What to produce:
Can you put the lines from the first one through the line with "ratio-point (496, 170, 508, 182)" into a numbered list, both included and blank lines left out?

+ + + + + + +

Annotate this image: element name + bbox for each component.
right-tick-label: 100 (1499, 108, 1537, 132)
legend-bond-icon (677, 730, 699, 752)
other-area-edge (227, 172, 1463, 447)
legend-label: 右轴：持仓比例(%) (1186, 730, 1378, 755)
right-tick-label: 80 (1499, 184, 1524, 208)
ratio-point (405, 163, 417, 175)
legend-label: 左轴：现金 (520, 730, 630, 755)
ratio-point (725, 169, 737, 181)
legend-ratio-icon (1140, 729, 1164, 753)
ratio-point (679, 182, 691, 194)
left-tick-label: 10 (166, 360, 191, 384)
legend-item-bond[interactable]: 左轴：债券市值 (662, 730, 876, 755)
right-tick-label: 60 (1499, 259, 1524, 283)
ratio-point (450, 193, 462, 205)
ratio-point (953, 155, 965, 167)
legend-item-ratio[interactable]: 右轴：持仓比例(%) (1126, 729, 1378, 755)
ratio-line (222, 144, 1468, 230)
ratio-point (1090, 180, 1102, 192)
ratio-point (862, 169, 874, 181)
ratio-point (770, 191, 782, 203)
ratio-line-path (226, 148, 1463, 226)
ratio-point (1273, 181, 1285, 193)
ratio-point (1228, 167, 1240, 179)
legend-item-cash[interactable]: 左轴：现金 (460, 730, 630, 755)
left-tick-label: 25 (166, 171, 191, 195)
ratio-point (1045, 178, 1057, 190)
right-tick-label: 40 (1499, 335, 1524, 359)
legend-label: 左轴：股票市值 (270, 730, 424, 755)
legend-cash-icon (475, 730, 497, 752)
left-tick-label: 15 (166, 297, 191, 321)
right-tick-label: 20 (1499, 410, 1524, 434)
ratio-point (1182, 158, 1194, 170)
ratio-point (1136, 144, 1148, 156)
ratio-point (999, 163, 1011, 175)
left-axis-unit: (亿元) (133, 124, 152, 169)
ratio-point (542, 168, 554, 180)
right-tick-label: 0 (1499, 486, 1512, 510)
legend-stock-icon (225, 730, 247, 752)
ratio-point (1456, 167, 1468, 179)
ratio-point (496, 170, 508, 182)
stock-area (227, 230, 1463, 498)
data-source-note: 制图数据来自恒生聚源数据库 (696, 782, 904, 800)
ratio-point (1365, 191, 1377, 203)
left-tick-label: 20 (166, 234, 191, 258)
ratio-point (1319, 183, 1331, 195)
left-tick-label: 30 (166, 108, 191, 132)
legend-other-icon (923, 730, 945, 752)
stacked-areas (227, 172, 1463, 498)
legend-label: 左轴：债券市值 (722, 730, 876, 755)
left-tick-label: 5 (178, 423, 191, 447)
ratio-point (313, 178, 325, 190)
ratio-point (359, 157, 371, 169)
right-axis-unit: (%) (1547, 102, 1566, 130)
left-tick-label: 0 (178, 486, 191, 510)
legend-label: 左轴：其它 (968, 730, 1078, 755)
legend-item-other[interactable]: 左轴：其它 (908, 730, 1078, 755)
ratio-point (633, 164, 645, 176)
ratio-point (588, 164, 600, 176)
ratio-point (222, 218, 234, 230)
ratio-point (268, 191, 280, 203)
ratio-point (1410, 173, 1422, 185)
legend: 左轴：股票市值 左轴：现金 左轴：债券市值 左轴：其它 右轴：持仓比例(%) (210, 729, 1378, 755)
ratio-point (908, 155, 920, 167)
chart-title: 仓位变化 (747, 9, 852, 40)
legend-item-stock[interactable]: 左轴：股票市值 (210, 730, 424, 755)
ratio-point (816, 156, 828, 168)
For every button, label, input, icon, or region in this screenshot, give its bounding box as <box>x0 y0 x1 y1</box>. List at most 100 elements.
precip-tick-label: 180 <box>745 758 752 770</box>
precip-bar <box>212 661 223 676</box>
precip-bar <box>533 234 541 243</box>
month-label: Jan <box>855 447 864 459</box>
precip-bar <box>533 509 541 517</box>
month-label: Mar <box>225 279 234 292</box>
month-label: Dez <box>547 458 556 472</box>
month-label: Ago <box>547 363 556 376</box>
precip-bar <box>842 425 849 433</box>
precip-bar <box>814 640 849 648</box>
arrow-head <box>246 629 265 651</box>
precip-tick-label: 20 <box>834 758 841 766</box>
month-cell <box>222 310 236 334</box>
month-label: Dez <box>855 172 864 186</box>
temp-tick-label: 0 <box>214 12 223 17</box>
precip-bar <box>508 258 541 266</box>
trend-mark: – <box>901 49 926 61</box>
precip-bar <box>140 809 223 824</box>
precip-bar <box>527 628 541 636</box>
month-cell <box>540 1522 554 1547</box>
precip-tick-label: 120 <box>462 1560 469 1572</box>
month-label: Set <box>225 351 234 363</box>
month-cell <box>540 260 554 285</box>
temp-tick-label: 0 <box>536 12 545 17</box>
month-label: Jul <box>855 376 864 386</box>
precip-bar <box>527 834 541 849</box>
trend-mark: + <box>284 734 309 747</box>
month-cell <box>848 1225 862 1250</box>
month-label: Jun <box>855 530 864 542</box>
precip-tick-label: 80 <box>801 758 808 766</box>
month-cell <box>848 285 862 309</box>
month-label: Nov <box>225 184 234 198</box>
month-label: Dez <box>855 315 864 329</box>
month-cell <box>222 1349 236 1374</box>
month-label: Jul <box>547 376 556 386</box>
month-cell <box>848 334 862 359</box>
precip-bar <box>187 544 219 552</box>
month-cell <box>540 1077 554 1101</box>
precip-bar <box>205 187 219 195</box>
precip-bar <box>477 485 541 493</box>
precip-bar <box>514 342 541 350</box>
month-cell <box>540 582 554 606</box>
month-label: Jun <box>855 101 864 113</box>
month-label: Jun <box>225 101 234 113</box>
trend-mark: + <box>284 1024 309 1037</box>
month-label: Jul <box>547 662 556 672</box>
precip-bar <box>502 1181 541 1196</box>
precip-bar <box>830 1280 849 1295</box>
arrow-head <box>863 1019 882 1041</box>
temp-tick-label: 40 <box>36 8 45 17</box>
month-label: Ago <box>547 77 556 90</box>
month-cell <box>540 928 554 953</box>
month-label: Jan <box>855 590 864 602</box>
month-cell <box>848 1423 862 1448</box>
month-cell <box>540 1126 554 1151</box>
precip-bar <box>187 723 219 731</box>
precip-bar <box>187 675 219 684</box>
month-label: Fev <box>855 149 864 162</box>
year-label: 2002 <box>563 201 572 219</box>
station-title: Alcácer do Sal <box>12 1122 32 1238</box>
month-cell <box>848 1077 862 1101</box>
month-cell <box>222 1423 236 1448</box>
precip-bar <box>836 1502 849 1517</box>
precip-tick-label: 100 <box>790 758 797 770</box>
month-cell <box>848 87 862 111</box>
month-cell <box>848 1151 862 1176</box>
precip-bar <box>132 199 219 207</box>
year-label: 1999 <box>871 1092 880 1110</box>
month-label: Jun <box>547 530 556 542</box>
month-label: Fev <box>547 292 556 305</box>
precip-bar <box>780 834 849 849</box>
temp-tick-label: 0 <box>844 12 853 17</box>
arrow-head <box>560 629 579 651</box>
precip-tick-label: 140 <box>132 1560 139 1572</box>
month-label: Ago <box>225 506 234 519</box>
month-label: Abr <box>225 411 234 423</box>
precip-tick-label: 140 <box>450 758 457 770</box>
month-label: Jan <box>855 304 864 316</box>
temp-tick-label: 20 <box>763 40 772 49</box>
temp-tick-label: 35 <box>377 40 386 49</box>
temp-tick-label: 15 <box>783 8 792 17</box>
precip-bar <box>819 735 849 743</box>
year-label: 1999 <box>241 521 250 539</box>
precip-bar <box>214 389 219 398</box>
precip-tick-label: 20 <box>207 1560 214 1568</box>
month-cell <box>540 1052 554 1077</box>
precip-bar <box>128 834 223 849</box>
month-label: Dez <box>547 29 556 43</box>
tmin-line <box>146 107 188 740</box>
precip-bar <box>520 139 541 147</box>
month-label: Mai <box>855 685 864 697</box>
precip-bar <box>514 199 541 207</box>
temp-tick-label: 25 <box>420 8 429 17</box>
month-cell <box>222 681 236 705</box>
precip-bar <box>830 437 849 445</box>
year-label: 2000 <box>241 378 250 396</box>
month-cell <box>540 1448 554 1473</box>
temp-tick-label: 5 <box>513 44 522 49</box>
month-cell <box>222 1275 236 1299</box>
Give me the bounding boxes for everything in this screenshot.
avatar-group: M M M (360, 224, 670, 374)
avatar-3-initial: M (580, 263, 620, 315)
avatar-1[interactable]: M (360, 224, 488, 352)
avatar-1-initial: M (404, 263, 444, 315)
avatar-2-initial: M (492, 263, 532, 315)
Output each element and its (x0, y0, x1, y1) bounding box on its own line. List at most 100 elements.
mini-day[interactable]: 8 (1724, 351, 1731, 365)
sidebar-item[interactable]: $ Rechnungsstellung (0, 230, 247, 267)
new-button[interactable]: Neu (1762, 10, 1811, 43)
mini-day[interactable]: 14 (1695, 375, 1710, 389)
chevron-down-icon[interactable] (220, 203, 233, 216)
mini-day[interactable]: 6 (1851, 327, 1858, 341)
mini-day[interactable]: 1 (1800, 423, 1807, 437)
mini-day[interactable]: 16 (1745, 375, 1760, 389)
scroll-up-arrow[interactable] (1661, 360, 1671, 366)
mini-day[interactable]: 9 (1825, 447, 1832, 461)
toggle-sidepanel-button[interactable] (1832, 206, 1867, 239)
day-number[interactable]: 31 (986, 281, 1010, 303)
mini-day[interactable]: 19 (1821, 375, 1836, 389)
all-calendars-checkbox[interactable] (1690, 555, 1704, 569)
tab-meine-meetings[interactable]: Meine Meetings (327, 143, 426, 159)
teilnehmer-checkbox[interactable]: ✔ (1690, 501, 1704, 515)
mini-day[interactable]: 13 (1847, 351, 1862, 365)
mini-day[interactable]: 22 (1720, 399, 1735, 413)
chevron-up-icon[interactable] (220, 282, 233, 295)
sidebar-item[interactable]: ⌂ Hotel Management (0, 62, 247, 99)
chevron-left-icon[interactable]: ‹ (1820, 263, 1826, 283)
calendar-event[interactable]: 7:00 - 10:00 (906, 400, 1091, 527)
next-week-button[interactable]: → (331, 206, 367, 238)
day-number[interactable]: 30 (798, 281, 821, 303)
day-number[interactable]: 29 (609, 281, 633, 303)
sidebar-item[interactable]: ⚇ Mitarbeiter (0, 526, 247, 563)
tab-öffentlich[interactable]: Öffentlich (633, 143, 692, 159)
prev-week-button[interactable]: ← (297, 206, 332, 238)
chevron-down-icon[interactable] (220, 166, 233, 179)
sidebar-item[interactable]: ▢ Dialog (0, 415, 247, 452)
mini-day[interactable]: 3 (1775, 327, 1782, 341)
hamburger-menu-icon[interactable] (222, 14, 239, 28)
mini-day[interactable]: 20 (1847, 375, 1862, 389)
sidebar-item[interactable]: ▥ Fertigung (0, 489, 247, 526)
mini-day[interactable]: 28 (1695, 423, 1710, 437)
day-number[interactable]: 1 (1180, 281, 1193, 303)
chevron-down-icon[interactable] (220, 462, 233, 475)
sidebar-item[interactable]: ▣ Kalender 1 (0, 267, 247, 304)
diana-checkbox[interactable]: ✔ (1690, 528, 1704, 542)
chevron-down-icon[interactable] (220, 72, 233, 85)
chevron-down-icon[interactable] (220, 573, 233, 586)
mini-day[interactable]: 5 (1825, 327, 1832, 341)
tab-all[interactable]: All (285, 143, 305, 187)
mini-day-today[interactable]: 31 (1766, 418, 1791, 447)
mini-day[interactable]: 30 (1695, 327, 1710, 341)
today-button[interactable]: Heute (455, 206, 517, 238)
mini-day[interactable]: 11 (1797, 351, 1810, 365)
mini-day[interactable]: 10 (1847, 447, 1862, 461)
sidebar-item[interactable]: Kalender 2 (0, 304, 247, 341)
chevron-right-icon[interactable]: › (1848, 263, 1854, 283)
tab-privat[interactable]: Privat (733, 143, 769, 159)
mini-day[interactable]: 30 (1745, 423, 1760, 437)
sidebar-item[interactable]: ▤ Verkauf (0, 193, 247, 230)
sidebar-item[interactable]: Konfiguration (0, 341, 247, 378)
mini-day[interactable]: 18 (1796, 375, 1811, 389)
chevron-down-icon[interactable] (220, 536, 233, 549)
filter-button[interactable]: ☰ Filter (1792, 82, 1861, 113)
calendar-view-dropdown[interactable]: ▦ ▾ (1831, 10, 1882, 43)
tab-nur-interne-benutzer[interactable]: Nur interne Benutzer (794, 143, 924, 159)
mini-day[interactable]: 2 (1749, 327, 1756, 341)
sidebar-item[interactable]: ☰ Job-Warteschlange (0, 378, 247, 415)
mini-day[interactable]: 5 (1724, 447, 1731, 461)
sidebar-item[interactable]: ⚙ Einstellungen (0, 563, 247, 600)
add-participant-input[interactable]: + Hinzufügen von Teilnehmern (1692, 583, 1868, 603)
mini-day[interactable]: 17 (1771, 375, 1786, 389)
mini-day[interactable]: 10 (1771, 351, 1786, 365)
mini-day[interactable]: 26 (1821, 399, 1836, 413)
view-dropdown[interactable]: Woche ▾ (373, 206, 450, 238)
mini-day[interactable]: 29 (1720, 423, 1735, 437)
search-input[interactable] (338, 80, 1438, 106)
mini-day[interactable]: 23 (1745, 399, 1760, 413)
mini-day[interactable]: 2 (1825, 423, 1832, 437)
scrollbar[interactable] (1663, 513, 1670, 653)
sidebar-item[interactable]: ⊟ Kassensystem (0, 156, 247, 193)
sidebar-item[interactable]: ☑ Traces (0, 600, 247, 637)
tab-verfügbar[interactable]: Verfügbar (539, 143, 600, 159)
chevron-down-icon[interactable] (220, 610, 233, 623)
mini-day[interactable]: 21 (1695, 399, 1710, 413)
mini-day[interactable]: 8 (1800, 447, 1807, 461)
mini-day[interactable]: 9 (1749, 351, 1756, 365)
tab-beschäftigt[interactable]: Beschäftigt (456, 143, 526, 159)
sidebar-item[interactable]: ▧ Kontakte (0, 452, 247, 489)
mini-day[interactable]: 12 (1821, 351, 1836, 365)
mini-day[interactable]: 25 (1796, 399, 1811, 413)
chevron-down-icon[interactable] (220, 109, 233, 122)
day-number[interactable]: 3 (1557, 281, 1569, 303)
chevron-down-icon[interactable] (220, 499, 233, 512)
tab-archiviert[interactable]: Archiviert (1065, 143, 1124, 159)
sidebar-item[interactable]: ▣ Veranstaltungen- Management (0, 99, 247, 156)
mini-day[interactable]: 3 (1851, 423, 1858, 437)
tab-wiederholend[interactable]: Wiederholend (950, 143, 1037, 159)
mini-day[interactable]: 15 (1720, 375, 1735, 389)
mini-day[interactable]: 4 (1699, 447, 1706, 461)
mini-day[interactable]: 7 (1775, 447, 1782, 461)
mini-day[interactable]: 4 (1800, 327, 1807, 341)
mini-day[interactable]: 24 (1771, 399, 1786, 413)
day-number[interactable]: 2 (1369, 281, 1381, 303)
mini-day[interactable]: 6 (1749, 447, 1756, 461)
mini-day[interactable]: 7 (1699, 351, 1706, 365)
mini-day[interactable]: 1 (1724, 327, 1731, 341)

+ + + + + + +

Correct output:
1. Annotate this image: element name + bbox for each component.
2. right-tick-label: 100 (1499, 108, 1537, 132)
3. legend-bond-icon (677, 730, 699, 752)
4. other-area-edge (227, 172, 1463, 447)
5. legend-label: 右轴：持仓比例(%) (1186, 730, 1378, 755)
6. right-tick-label: 80 (1499, 184, 1524, 208)
7. ratio-point (405, 163, 417, 175)
8. legend-label: 左轴：现金 (520, 730, 630, 755)
9. ratio-point (725, 169, 737, 181)
10. legend-ratio-icon (1140, 729, 1164, 753)
11. ratio-point (679, 182, 691, 194)
12. left-tick-label: 10 (166, 360, 191, 384)
13. legend-item-bond[interactable]: 左轴：债券市值 (662, 730, 876, 755)
14. right-tick-label: 60 (1499, 259, 1524, 283)
15. ratio-point (450, 193, 462, 205)
16. ratio-point (953, 155, 965, 167)
17. legend-item-ratio[interactable]: 右轴：持仓比例(%) (1126, 729, 1378, 755)
18. ratio-line (222, 144, 1468, 230)
19. ratio-point (1090, 180, 1102, 192)
20. ratio-point (862, 169, 874, 181)
21. ratio-point (770, 191, 782, 203)
22. ratio-line-path (226, 148, 1463, 226)
23. ratio-point (1273, 181, 1285, 193)
24. ratio-point (1228, 167, 1240, 179)
25. legend-item-cash[interactable]: 左轴：现金 (460, 730, 630, 755)
26. left-tick-label: 25 (166, 171, 191, 195)
27. ratio-point (1045, 178, 1057, 190)
28. right-tick-label: 40 (1499, 335, 1524, 359)
29. legend-label: 左轴：股票市值 (270, 730, 424, 755)
30. legend-cash-icon (475, 730, 497, 752)
31. left-tick-label: 15 (166, 297, 191, 321)
32. right-tick-label: 20 (1499, 410, 1524, 434)
33. ratio-point (1182, 158, 1194, 170)
34. ratio-point (1136, 144, 1148, 156)
35. ratio-point (999, 163, 1011, 175)
36. left-axis-unit: (亿元) (133, 124, 152, 169)
37. ratio-point (542, 168, 554, 180)
38. right-tick-label: 0 (1499, 486, 1512, 510)
39. legend-stock-icon (225, 730, 247, 752)
40. ratio-point (1456, 167, 1468, 179)
41. ratio-point (496, 170, 508, 182)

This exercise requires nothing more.